╭─ Records to use
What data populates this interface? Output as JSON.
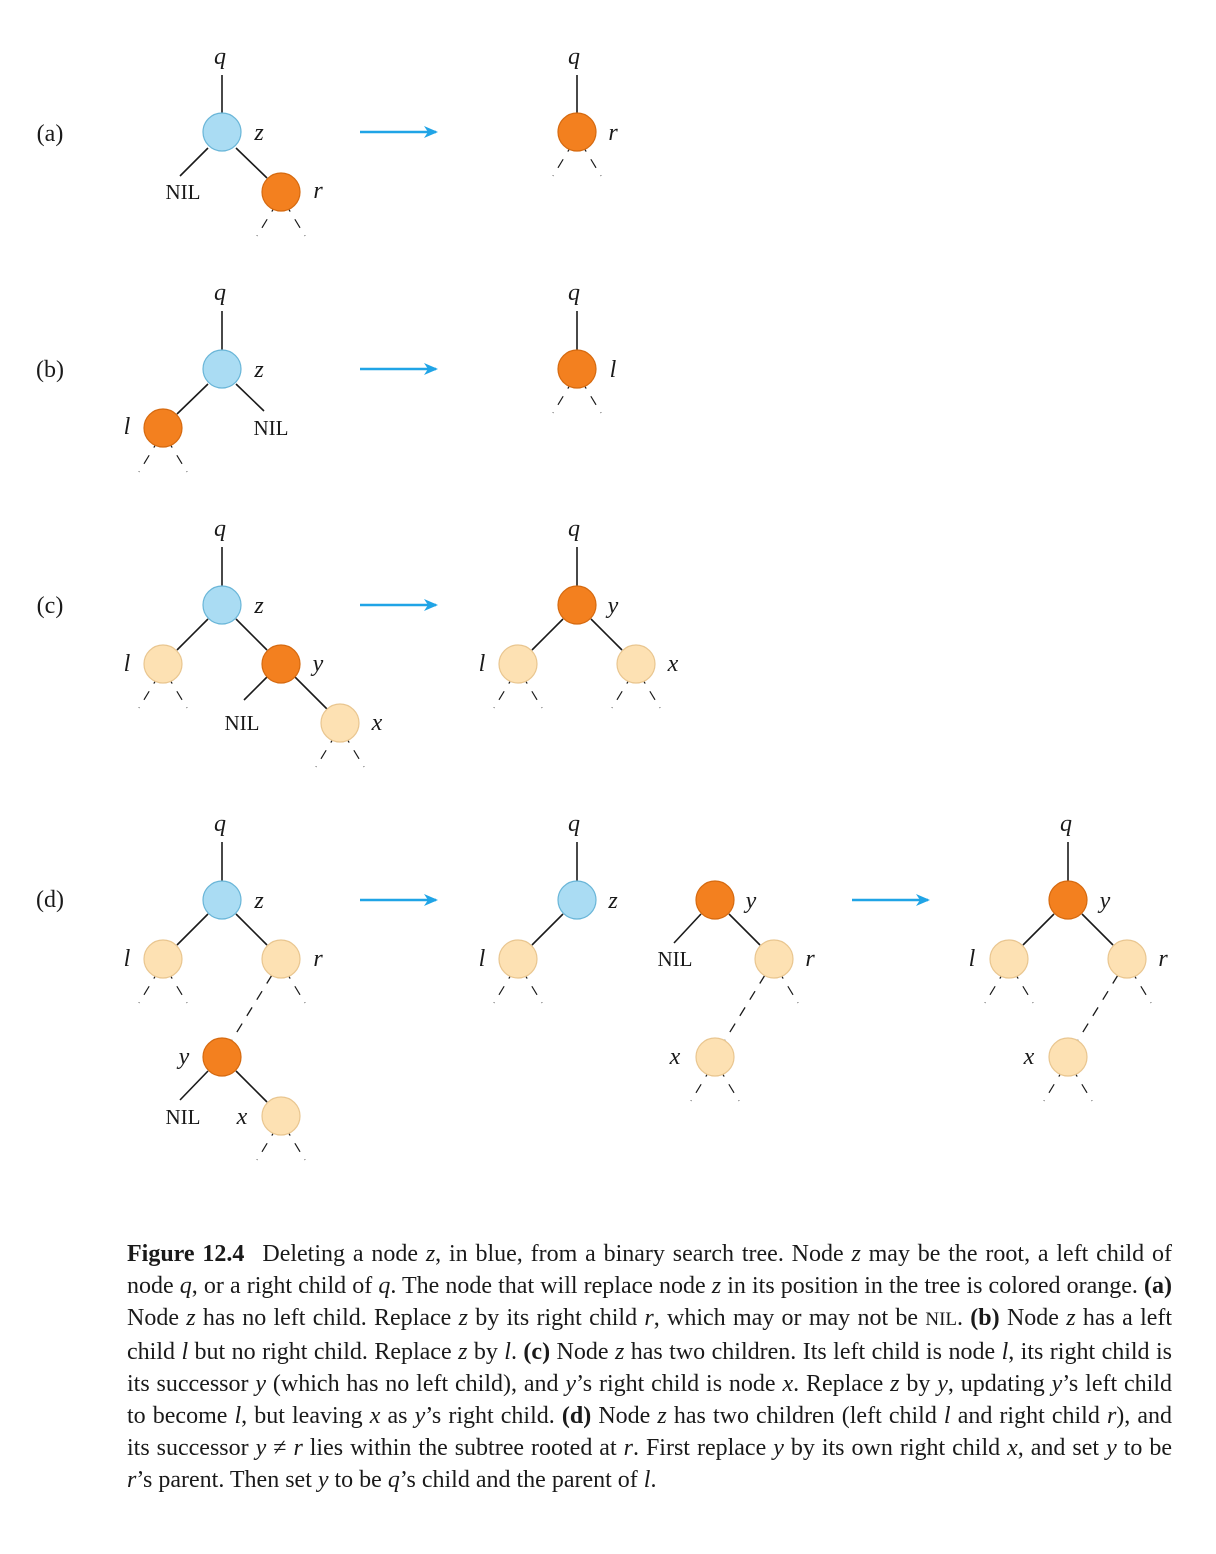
{
  "colors": {
    "deleted": "#aadcf3",
    "deleted_stroke": "#6ab6d8",
    "replacement": "#f3801f",
    "replacement_stroke": "#d66a10",
    "other": "#fde1b3",
    "other_stroke": "#e9c690",
    "arrow": "#20a4e6"
  },
  "panels": [
    {
      "label": "(a)",
      "arrow_count": 1,
      "node_labels": {
        "q_left": "q",
        "z": "z",
        "nil": "NIL",
        "r": "r",
        "q_right": "q",
        "r_right": "r"
      }
    },
    {
      "label": "(b)",
      "arrow_count": 1,
      "node_labels": {
        "q_left": "q",
        "z": "z",
        "l": "l",
        "nil": "NIL",
        "q_right": "q",
        "l_right": "l"
      }
    },
    {
      "label": "(c)",
      "arrow_count": 1,
      "node_labels": {
        "q_left": "q",
        "z": "z",
        "l": "l",
        "y": "y",
        "nil": "NIL",
        "x": "x",
        "q_right": "q",
        "y_right": "y",
        "l_right": "l",
        "x_right": "x"
      }
    },
    {
      "label": "(d)",
      "arrow_count": 2,
      "node_labels": {
        "q1": "q",
        "z1": "z",
        "l1": "l",
        "r1": "r",
        "y1": "y",
        "nil1": "NIL",
        "x1": "x",
        "q2": "q",
        "z2": "z",
        "l2": "l",
        "y2": "y",
        "nil2": "NIL",
        "r2": "r",
        "x2": "x",
        "q3": "q",
        "y3": "y",
        "l3": "l",
        "r3": "r",
        "x3": "x"
      }
    }
  ],
  "caption": {
    "figure_number": "Figure 12.4",
    "sentence_1": "Deleting a node z, in blue, from a binary search tree. Node z may be the root, a left child of node q, or a right child of q. The node that will replace node z in its position in the tree is colored orange.",
    "part_a_label": "(a)",
    "part_a": "Node z has no left child. Replace z by its right child r, which may or may not be NIL.",
    "part_b_label": "(b)",
    "part_b": "Node z has a left child l but no right child. Replace z by l.",
    "part_c_label": "(c)",
    "part_c": "Node z has two children. Its left child is node l, its right child is its successor y (which has no left child), and y’s right child is node x. Replace z by y, updating y’s left child to become l, but leaving x as y’s right child.",
    "part_d_label": "(d)",
    "part_d": "Node z has two children (left child l and right child r), and its successor y ≠ r lies within the subtree rooted at r. First replace y by its own right child x, and set y to be r’s parent. Then set y to be q’s child and the parent of l."
  }
}
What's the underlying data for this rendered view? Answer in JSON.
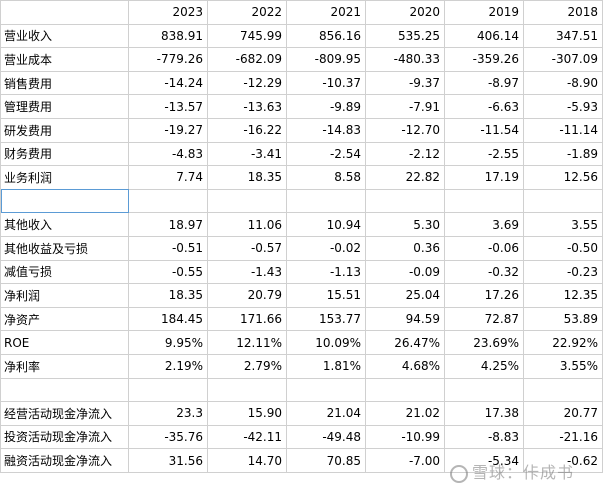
{
  "years": [
    "2023",
    "2022",
    "2021",
    "2020",
    "2019",
    "2018"
  ],
  "rows": [
    {
      "label": "营业收入",
      "values": [
        "838.91",
        "745.99",
        "856.16",
        "535.25",
        "406.14",
        "347.51"
      ]
    },
    {
      "label": "营业成本",
      "values": [
        "-779.26",
        "-682.09",
        "-809.95",
        "-480.33",
        "-359.26",
        "-307.09"
      ]
    },
    {
      "label": "销售费用",
      "values": [
        "-14.24",
        "-12.29",
        "-10.37",
        "-9.37",
        "-8.97",
        "-8.90"
      ]
    },
    {
      "label": "管理费用",
      "values": [
        "-13.57",
        "-13.63",
        "-9.89",
        "-7.91",
        "-6.63",
        "-5.93"
      ]
    },
    {
      "label": "研发费用",
      "values": [
        "-19.27",
        "-16.22",
        "-14.83",
        "-12.70",
        "-11.54",
        "-11.14"
      ]
    },
    {
      "label": "财务费用",
      "values": [
        "-4.83",
        "-3.41",
        "-2.54",
        "-2.12",
        "-2.55",
        "-1.89"
      ]
    },
    {
      "label": "业务利润",
      "values": [
        "7.74",
        "18.35",
        "8.58",
        "22.82",
        "17.19",
        "12.56"
      ]
    },
    {
      "label": "",
      "values": [
        "",
        "",
        "",
        "",
        "",
        ""
      ]
    },
    {
      "label": "其他收入",
      "values": [
        "18.97",
        "11.06",
        "10.94",
        "5.30",
        "3.69",
        "3.55"
      ]
    },
    {
      "label": "其他收益及亏损",
      "values": [
        "-0.51",
        "-0.57",
        "-0.02",
        "0.36",
        "-0.06",
        "-0.50"
      ]
    },
    {
      "label": "减值亏损",
      "values": [
        "-0.55",
        "-1.43",
        "-1.13",
        "-0.09",
        "-0.32",
        "-0.23"
      ]
    },
    {
      "label": "净利润",
      "values": [
        "18.35",
        "20.79",
        "15.51",
        "25.04",
        "17.26",
        "12.35"
      ]
    },
    {
      "label": "净资产",
      "values": [
        "184.45",
        "171.66",
        "153.77",
        "94.59",
        "72.87",
        "53.89"
      ]
    },
    {
      "label": "ROE",
      "values": [
        "9.95%",
        "12.11%",
        "10.09%",
        "26.47%",
        "23.69%",
        "22.92%"
      ]
    },
    {
      "label": "净利率",
      "values": [
        "2.19%",
        "2.79%",
        "1.81%",
        "4.68%",
        "4.25%",
        "3.55%"
      ]
    },
    {
      "label": "",
      "values": [
        "",
        "",
        "",
        "",
        "",
        ""
      ]
    },
    {
      "label": "经营活动现金净流入",
      "values": [
        "23.3",
        "15.90",
        "21.04",
        "21.02",
        "17.38",
        "20.77"
      ]
    },
    {
      "label": "投资活动现金净流入",
      "values": [
        "-35.76",
        "-42.11",
        "-49.48",
        "-10.99",
        "-8.83",
        "-21.16"
      ]
    },
    {
      "label": "融资活动现金净流入",
      "values": [
        "31.56",
        "14.70",
        "70.85",
        "-7.00",
        "-5.34",
        "-0.62"
      ]
    }
  ],
  "watermark": "雪球：佧成书"
}
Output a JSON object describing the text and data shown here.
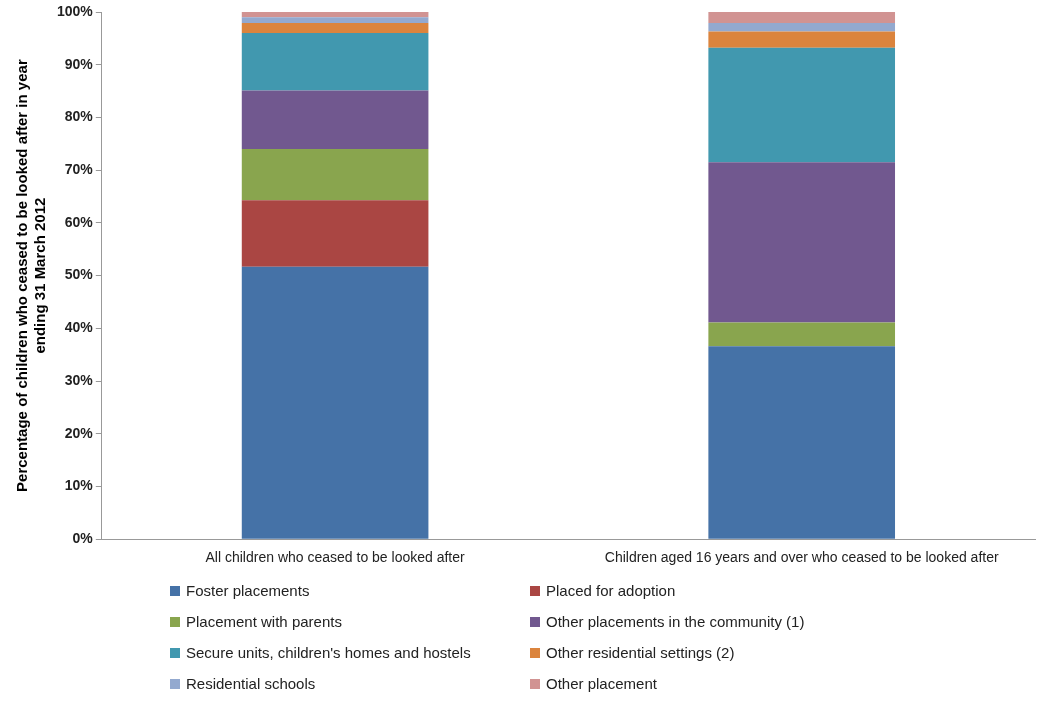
{
  "chart_data": {
    "type": "bar",
    "stacked": true,
    "ylabel": "Percentage of children who ceased to be looked after in year ending 31 March 2012",
    "categories": [
      "All children who ceased to be looked after",
      "Children aged 16 years and over who ceased to be looked after"
    ],
    "ylim": [
      0,
      100
    ],
    "yticks": [
      {
        "value": 0,
        "label": "0%"
      },
      {
        "value": 10,
        "label": "10%"
      },
      {
        "value": 20,
        "label": "20%"
      },
      {
        "value": 30,
        "label": "30%"
      },
      {
        "value": 40,
        "label": "40%"
      },
      {
        "value": 50,
        "label": "50%"
      },
      {
        "value": 60,
        "label": "60%"
      },
      {
        "value": 70,
        "label": "70%"
      },
      {
        "value": 80,
        "label": "80%"
      },
      {
        "value": 90,
        "label": "90%"
      },
      {
        "value": 100,
        "label": "100%"
      }
    ],
    "grid": false,
    "legend": "bottom",
    "series": [
      {
        "name": "Foster placements",
        "color": "#4572a7",
        "values": [
          51.7,
          36.6
        ]
      },
      {
        "name": "Placed for adoption",
        "color": "#aa4643",
        "values": [
          12.6,
          0
        ]
      },
      {
        "name": "Placement with parents",
        "color": "#89a54e",
        "values": [
          9.7,
          4.5
        ]
      },
      {
        "name": "Other placements in the community (1)",
        "color": "#71588f",
        "values": [
          11.1,
          30.4
        ]
      },
      {
        "name": "Secure units, children's homes and hostels",
        "color": "#4198af",
        "values": [
          10.9,
          21.7
        ]
      },
      {
        "name": "Other residential settings (2)",
        "color": "#db843d",
        "values": [
          1.9,
          3.1
        ]
      },
      {
        "name": "Residential schools",
        "color": "#93a9cf",
        "values": [
          1.1,
          1.6
        ]
      },
      {
        "name": "Other placement",
        "color": "#d19392",
        "values": [
          1.0,
          2.1
        ]
      }
    ]
  }
}
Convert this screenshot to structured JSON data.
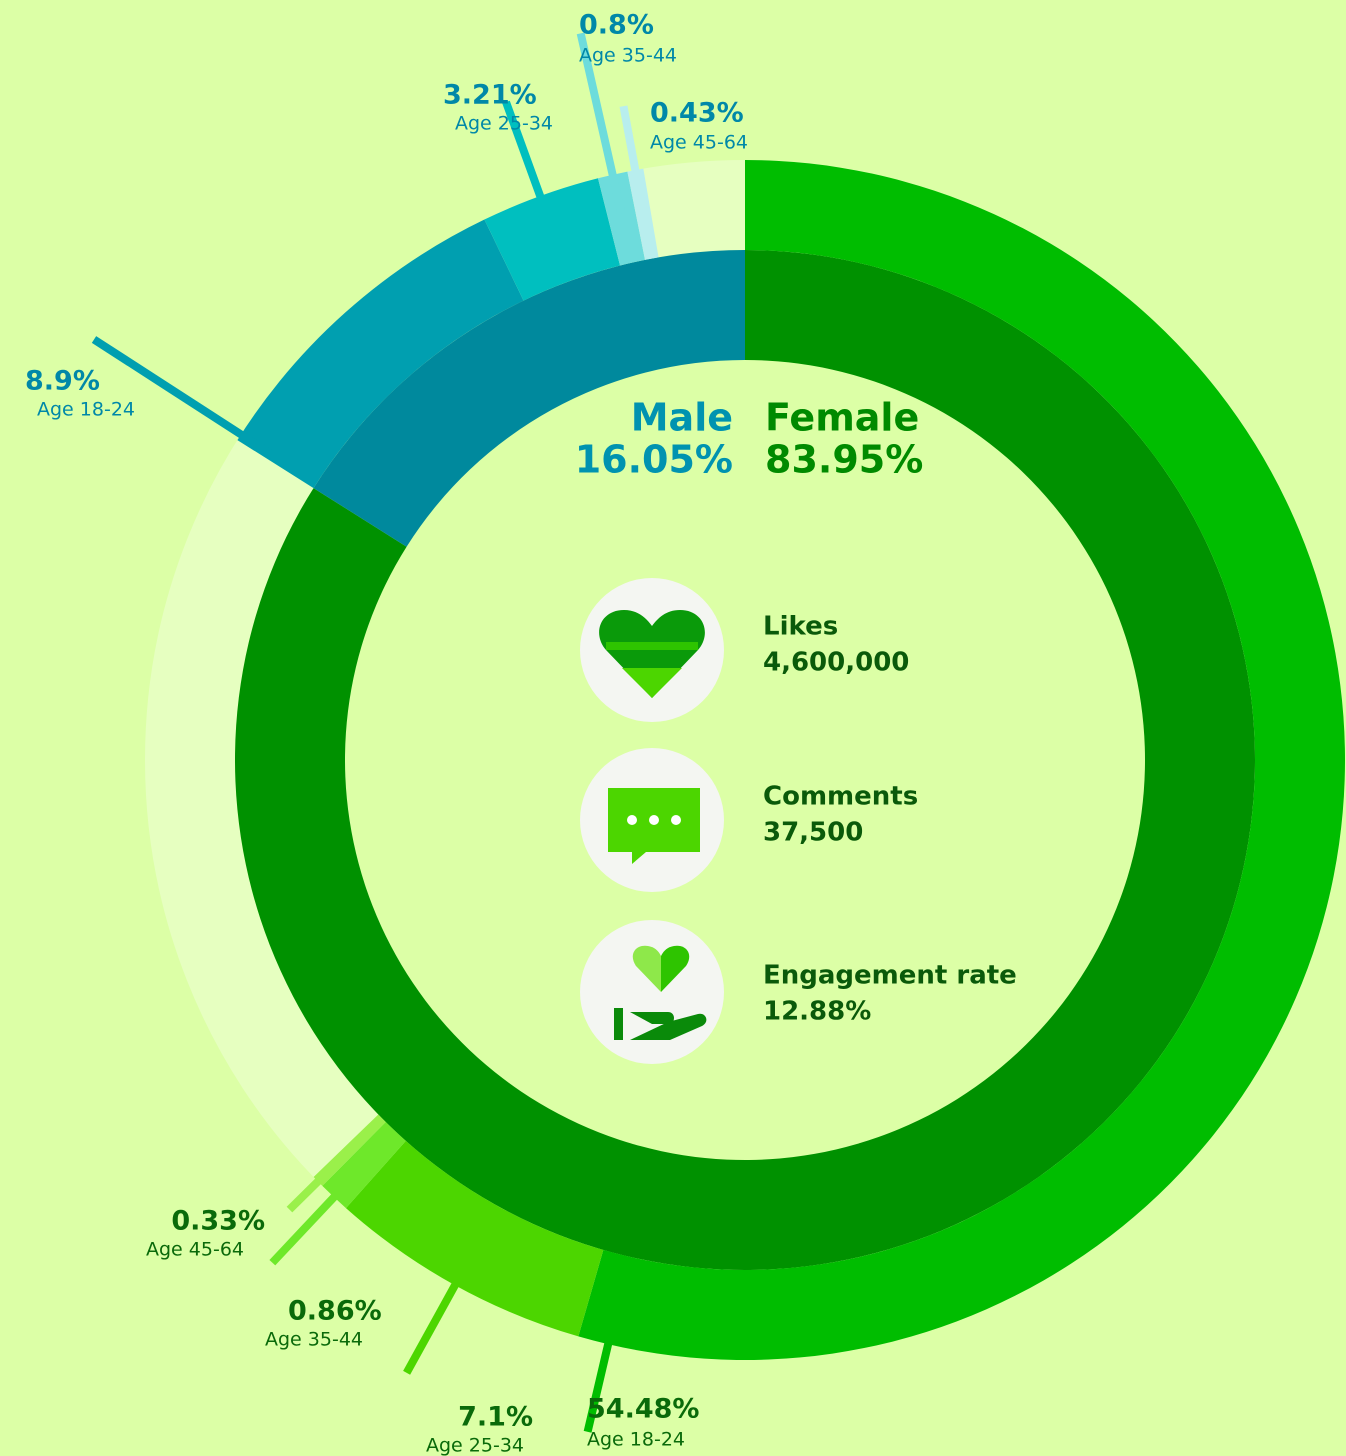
╰─
Request:
Omitting all images, print the listing exactly.

Written answer:
What data populates this interface? Output as JSON.
{
  "colors": {
    "deleted": "#aadcf3",
    "deleted_stroke": "#6ab6d8",
    "replacement": "#f3801f",
    "replacement_stroke": "#d66a10",
    "other": "#fde1b3",
    "other_stroke": "#e9c690",
    "arrow": "#20a4e6"
  },
  "panels": [
    {
      "label": "(a)",
      "arrow_count": 1,
      "node_labels": {
        "q_left": "q",
        "z": "z",
        "nil": "NIL",
        "r": "r",
        "q_right": "q",
        "r_right": "r"
      }
    },
    {
      "label": "(b)",
      "arrow_count": 1,
      "node_labels": {
        "q_left": "q",
        "z": "z",
        "l": "l",
        "nil": "NIL",
        "q_right": "q",
        "l_right": "l"
      }
    },
    {
      "label": "(c)",
      "arrow_count": 1,
      "node_labels": {
        "q_left": "q",
        "z": "z",
        "l": "l",
        "y": "y",
        "nil": "NIL",
        "x": "x",
        "q_right": "q",
        "y_right": "y",
        "l_right": "l",
        "x_right": "x"
      }
    },
    {
      "label": "(d)",
      "arrow_count": 2,
      "node_labels": {
        "q1": "q",
        "z1": "z",
        "l1": "l",
        "r1": "r",
        "y1": "y",
        "nil1": "NIL",
        "x1": "x",
        "q2": "q",
        "z2": "z",
        "l2": "l",
        "y2": "y",
        "nil2": "NIL",
        "r2": "r",
        "x2": "x",
        "q3": "q",
        "y3": "y",
        "l3": "l",
        "r3": "r",
        "x3": "x"
      }
    }
  ],
  "caption": {
    "figure_number": "Figure 12.4",
    "sentence_1": "Deleting a node z, in blue, from a binary search tree. Node z may be the root, a left child of node q, or a right child of q. The node that will replace node z in its position in the tree is colored orange.",
    "part_a_label": "(a)",
    "part_a": "Node z has no left child. Replace z by its right child r, which may or may not be NIL.",
    "part_b_label": "(b)",
    "part_b": "Node z has a left child l but no right child. Replace z by l.",
    "part_c_label": "(c)",
    "part_c": "Node z has two children. Its left child is node l, its right child is its successor y (which has no left child), and y’s right child is node x. Replace z by y, updating y’s left child to become l, but leaving x as y’s right child.",
    "part_d_label": "(d)",
    "part_d": "Node z has two children (left child l and right child r), and its successor y ≠ r lies within the subtree rooted at r. First replace y by its own right child x, and set y to be r’s parent. Then set y to be q’s child and the parent of l."
  }
}
What's the underlying data for this rendered view? Answer in JSON.
{
  "years": [
    "2023",
    "2022",
    "2021",
    "2020",
    "2019",
    "2018"
  ],
  "rows": [
    {
      "label": "营业收入",
      "values": [
        "838.91",
        "745.99",
        "856.16",
        "535.25",
        "406.14",
        "347.51"
      ]
    },
    {
      "label": "营业成本",
      "values": [
        "-779.26",
        "-682.09",
        "-809.95",
        "-480.33",
        "-359.26",
        "-307.09"
      ]
    },
    {
      "label": "销售费用",
      "values": [
        "-14.24",
        "-12.29",
        "-10.37",
        "-9.37",
        "-8.97",
        "-8.90"
      ]
    },
    {
      "label": "管理费用",
      "values": [
        "-13.57",
        "-13.63",
        "-9.89",
        "-7.91",
        "-6.63",
        "-5.93"
      ]
    },
    {
      "label": "研发费用",
      "values": [
        "-19.27",
        "-16.22",
        "-14.83",
        "-12.70",
        "-11.54",
        "-11.14"
      ]
    },
    {
      "label": "财务费用",
      "values": [
        "-4.83",
        "-3.41",
        "-2.54",
        "-2.12",
        "-2.55",
        "-1.89"
      ]
    },
    {
      "label": "业务利润",
      "values": [
        "7.74",
        "18.35",
        "8.58",
        "22.82",
        "17.19",
        "12.56"
      ]
    },
    {
      "label": "",
      "values": [
        "",
        "",
        "",
        "",
        "",
        ""
      ]
    },
    {
      "label": "其他收入",
      "values": [
        "18.97",
        "11.06",
        "10.94",
        "5.30",
        "3.69",
        "3.55"
      ]
    },
    {
      "label": "其他收益及亏损",
      "values": [
        "-0.51",
        "-0.57",
        "-0.02",
        "0.36",
        "-0.06",
        "-0.50"
      ]
    },
    {
      "label": "减值亏损",
      "values": [
        "-0.55",
        "-1.43",
        "-1.13",
        "-0.09",
        "-0.32",
        "-0.23"
      ]
    },
    {
      "label": "净利润",
      "values": [
        "18.35",
        "20.79",
        "15.51",
        "25.04",
        "17.26",
        "12.35"
      ]
    },
    {
      "label": "净资产",
      "values": [
        "184.45",
        "171.66",
        "153.77",
        "94.59",
        "72.87",
        "53.89"
      ]
    },
    {
      "label": "ROE",
      "values": [
        "9.95%",
        "12.11%",
        "10.09%",
        "26.47%",
        "23.69%",
        "22.92%"
      ]
    },
    {
      "label": "净利率",
      "values": [
        "2.19%",
        "2.79%",
        "1.81%",
        "4.68%",
        "4.25%",
        "3.55%"
      ]
    },
    {
      "label": "",
      "values": [
        "",
        "",
        "",
        "",
        "",
        ""
      ]
    },
    {
      "label": "经营活动现金净流入",
      "values": [
        "23.3",
        "15.90",
        "21.04",
        "21.02",
        "17.38",
        "20.77"
      ]
    },
    {
      "label": "投资活动现金净流入",
      "values": [
        "-35.76",
        "-42.11",
        "-49.48",
        "-10.99",
        "-8.83",
        "-21.16"
      ]
    },
    {
      "label": "融资活动现金净流入",
      "values": [
        "31.56",
        "14.70",
        "70.85",
        "-7.00",
        "-5.34",
        "-0.62"
      ]
    }
  ],
  "watermark": "雪球：佧成书"
}
Output a JSON object describing the text and data shown here.
{
  "chart_data": {
    "type": "bar",
    "stacked": true,
    "ylabel": "Percentage of children who ceased to be looked after in year ending 31 March 2012",
    "categories": [
      "All children who ceased to be looked after",
      "Children aged 16 years and over who ceased to be looked after"
    ],
    "ylim": [
      0,
      100
    ],
    "yticks": [
      {
        "value": 0,
        "label": "0%"
      },
      {
        "value": 10,
        "label": "10%"
      },
      {
        "value": 20,
        "label": "20%"
      },
      {
        "value": 30,
        "label": "30%"
      },
      {
        "value": 40,
        "label": "40%"
      },
      {
        "value": 50,
        "label": "50%"
      },
      {
        "value": 60,
        "label": "60%"
      },
      {
        "value": 70,
        "label": "70%"
      },
      {
        "value": 80,
        "label": "80%"
      },
      {
        "value": 90,
        "label": "90%"
      },
      {
        "value": 100,
        "label": "100%"
      }
    ],
    "grid": false,
    "legend": "bottom",
    "series": [
      {
        "name": "Foster placements",
        "color": "#4572a7",
        "values": [
          51.7,
          36.6
        ]
      },
      {
        "name": "Placed for adoption",
        "color": "#aa4643",
        "values": [
          12.6,
          0
        ]
      },
      {
        "name": "Placement with parents",
        "color": "#89a54e",
        "values": [
          9.7,
          4.5
        ]
      },
      {
        "name": "Other placements in the community (1)",
        "color": "#71588f",
        "values": [
          11.1,
          30.4
        ]
      },
      {
        "name": "Secure units, children's homes and hostels",
        "color": "#4198af",
        "values": [
          10.9,
          21.7
        ]
      },
      {
        "name": "Other residential settings (2)",
        "color": "#db843d",
        "values": [
          1.9,
          3.1
        ]
      },
      {
        "name": "Residential schools",
        "color": "#93a9cf",
        "values": [
          1.1,
          1.6
        ]
      },
      {
        "name": "Other placement",
        "color": "#d19392",
        "values": [
          1.0,
          2.1
        ]
      }
    ]
  }
}
Convert this screenshot to structured JSON data.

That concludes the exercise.